▶ WRITTEN EXERCISE
Please pull out every line that includes the string "with".

>> begin

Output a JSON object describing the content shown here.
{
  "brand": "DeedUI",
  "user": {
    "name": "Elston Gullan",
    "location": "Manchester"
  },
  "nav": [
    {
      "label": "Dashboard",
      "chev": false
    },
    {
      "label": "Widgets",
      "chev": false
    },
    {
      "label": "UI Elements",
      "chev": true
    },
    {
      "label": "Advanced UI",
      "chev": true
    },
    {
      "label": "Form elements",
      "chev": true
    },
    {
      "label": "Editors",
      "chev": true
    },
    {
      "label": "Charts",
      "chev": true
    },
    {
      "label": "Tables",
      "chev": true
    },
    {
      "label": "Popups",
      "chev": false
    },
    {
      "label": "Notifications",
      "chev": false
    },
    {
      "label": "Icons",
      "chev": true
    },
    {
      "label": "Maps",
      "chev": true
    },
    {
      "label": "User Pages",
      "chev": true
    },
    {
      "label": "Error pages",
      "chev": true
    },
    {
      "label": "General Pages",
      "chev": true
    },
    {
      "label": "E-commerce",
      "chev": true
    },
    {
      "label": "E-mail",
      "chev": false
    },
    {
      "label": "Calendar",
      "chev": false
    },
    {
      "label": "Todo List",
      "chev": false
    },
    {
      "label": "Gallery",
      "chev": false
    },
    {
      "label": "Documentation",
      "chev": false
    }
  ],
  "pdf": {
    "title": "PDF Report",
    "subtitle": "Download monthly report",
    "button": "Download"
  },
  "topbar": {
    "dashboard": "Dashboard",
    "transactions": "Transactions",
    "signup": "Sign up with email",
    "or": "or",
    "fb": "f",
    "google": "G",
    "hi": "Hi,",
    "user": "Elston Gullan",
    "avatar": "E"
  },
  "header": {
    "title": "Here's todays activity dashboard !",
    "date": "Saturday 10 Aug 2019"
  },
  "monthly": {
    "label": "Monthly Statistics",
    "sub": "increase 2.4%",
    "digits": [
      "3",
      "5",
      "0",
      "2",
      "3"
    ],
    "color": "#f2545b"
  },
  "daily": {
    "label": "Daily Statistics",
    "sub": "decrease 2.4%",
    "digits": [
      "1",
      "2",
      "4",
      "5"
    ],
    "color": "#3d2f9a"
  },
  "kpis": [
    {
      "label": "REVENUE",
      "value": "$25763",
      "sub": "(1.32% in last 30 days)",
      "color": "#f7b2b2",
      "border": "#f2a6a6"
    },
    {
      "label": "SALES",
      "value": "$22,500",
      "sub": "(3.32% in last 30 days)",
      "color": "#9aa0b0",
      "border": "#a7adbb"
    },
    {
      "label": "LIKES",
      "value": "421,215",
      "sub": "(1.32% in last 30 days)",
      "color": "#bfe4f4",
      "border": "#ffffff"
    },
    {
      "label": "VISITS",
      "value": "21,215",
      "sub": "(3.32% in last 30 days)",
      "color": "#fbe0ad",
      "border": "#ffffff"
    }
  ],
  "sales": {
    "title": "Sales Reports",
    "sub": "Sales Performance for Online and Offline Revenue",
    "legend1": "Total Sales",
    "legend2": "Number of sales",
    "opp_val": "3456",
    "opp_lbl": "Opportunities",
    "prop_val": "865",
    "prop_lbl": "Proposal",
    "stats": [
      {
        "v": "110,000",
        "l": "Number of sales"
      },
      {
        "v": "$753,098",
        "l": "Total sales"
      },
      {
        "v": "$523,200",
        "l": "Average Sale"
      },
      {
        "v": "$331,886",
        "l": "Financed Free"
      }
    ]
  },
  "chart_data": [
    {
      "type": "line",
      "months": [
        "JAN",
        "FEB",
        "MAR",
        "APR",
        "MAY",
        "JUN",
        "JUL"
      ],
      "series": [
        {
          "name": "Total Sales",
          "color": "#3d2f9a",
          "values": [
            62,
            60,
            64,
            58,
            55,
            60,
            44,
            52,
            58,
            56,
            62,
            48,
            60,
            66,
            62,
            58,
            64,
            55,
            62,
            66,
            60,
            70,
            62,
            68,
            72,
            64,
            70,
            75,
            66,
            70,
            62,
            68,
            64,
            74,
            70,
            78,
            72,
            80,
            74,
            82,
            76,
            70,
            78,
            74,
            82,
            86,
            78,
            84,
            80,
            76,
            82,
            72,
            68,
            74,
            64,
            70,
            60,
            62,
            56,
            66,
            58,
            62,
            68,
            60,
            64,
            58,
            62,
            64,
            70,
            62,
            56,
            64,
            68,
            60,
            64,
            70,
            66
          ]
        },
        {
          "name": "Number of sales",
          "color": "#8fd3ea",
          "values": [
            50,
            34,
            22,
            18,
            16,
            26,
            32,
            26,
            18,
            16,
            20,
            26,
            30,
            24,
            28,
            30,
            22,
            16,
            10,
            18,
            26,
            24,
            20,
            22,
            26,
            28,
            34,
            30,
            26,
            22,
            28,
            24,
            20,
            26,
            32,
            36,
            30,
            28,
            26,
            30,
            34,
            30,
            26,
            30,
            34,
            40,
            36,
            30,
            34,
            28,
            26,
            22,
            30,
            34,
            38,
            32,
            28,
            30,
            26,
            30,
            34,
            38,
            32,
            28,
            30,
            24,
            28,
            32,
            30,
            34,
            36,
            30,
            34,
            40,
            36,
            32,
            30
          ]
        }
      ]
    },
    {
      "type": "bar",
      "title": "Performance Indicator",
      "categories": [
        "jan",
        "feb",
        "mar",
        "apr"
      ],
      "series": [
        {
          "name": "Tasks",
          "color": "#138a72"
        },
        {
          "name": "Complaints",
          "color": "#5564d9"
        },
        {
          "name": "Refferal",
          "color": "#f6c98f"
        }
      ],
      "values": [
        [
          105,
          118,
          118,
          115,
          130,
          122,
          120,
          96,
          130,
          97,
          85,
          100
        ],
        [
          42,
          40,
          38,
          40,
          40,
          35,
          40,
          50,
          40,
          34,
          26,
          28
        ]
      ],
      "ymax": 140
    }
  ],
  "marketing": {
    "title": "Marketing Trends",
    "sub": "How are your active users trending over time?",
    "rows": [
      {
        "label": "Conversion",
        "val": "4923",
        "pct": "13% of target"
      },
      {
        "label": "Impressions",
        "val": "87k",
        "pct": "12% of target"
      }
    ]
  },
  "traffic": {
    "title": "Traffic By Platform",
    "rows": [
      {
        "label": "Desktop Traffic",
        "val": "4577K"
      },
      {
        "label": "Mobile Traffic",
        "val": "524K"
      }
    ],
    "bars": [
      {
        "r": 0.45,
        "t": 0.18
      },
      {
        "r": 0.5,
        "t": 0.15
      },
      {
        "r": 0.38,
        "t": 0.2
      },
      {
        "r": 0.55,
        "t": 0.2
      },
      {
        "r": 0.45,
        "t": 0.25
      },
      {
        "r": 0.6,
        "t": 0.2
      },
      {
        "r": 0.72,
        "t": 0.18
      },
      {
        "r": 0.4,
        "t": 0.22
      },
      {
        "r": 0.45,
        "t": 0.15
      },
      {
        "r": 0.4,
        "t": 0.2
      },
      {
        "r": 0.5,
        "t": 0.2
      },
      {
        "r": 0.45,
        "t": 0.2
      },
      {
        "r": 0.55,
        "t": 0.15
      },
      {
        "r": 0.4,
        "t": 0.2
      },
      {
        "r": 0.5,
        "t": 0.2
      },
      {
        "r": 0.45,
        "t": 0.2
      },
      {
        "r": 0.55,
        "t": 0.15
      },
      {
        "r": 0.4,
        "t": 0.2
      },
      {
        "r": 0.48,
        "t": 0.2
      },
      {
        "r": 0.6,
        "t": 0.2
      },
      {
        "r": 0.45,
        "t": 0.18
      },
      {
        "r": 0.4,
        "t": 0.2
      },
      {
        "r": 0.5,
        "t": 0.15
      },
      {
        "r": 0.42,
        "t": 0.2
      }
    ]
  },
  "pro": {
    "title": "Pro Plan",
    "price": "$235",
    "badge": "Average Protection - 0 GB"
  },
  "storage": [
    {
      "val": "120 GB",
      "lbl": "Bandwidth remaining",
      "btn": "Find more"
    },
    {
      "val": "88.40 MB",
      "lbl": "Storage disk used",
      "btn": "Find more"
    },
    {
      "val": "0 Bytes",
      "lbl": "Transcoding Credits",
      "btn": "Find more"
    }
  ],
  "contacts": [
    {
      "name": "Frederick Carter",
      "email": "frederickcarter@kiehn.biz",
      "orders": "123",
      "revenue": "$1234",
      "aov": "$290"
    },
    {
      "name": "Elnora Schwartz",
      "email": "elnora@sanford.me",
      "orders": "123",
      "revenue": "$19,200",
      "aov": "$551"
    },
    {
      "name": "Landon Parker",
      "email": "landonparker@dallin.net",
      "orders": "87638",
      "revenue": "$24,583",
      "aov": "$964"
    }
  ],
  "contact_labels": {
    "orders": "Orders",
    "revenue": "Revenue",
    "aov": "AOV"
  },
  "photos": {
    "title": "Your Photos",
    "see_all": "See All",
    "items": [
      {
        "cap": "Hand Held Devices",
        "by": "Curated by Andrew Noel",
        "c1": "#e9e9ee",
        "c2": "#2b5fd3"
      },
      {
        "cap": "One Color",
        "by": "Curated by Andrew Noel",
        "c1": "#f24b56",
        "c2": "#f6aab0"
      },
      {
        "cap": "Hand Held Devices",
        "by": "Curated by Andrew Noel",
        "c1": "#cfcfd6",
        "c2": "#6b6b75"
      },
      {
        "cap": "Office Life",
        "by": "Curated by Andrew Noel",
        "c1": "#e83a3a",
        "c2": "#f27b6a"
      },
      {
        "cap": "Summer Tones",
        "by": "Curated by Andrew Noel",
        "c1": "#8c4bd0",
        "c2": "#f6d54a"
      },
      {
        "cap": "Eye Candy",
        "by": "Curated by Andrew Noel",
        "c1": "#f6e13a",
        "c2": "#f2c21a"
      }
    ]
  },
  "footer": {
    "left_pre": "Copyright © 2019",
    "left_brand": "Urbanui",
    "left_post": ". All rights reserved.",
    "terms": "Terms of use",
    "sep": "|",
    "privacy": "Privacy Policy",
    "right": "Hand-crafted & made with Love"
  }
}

>> end

▶ CORRECT RESPONSE
    "signup": "Sign up with email",
    "right": "Hand-crafted & made with Love"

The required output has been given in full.